* Start Input data *

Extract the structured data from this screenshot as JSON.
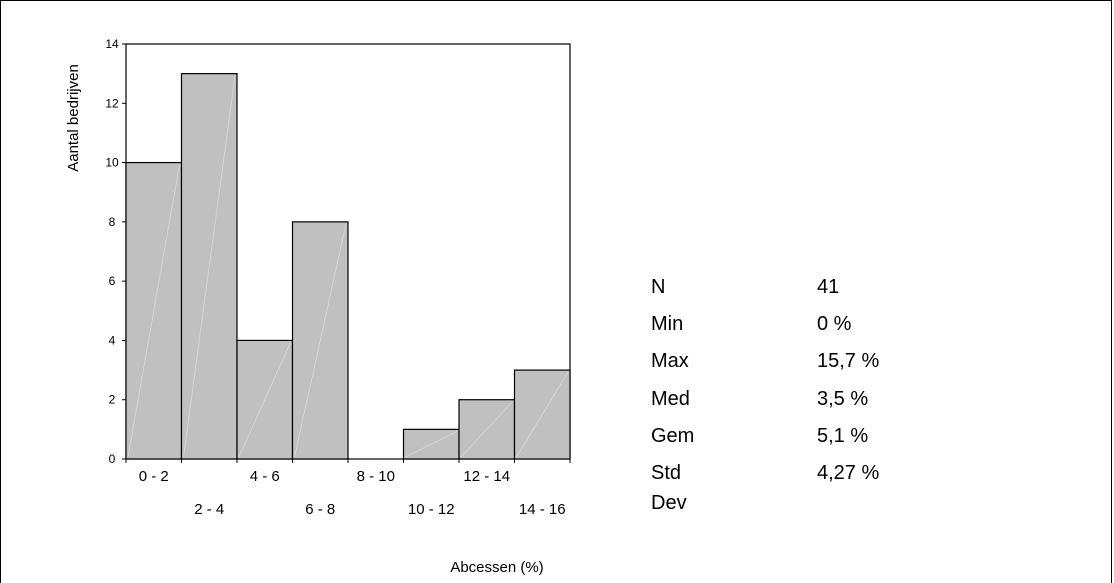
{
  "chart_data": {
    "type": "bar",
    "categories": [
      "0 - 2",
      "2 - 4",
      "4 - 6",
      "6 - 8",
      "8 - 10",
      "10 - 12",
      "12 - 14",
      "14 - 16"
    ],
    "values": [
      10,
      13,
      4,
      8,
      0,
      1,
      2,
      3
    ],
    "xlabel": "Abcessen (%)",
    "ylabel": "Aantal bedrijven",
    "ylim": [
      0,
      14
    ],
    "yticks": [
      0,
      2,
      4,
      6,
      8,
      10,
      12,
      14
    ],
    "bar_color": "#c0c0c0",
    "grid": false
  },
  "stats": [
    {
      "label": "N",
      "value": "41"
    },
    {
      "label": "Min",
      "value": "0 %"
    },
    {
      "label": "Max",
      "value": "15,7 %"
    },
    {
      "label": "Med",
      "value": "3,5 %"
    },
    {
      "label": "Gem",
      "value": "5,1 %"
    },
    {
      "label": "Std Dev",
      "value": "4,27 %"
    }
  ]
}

* End Input data *

* _Do this_
Without the pictures, output the full listing exactly as it stands.

* _Exercise result_
Extract the structured data from this screenshot as JSON.
{
  "chart_data": {
    "type": "bar",
    "categories": [
      "0 - 2",
      "2 - 4",
      "4 - 6",
      "6 - 8",
      "8 - 10",
      "10 - 12",
      "12 - 14",
      "14 - 16"
    ],
    "values": [
      10,
      13,
      4,
      8,
      0,
      1,
      2,
      3
    ],
    "xlabel": "Abcessen (%)",
    "ylabel": "Aantal bedrijven",
    "ylim": [
      0,
      14
    ],
    "yticks": [
      0,
      2,
      4,
      6,
      8,
      10,
      12,
      14
    ],
    "bar_color": "#c0c0c0",
    "grid": false
  },
  "stats": [
    {
      "label": "N",
      "value": "41"
    },
    {
      "label": "Min",
      "value": "0 %"
    },
    {
      "label": "Max",
      "value": "15,7 %"
    },
    {
      "label": "Med",
      "value": "3,5 %"
    },
    {
      "label": "Gem",
      "value": "5,1 %"
    },
    {
      "label": "Std Dev",
      "value": "4,27 %"
    }
  ]
}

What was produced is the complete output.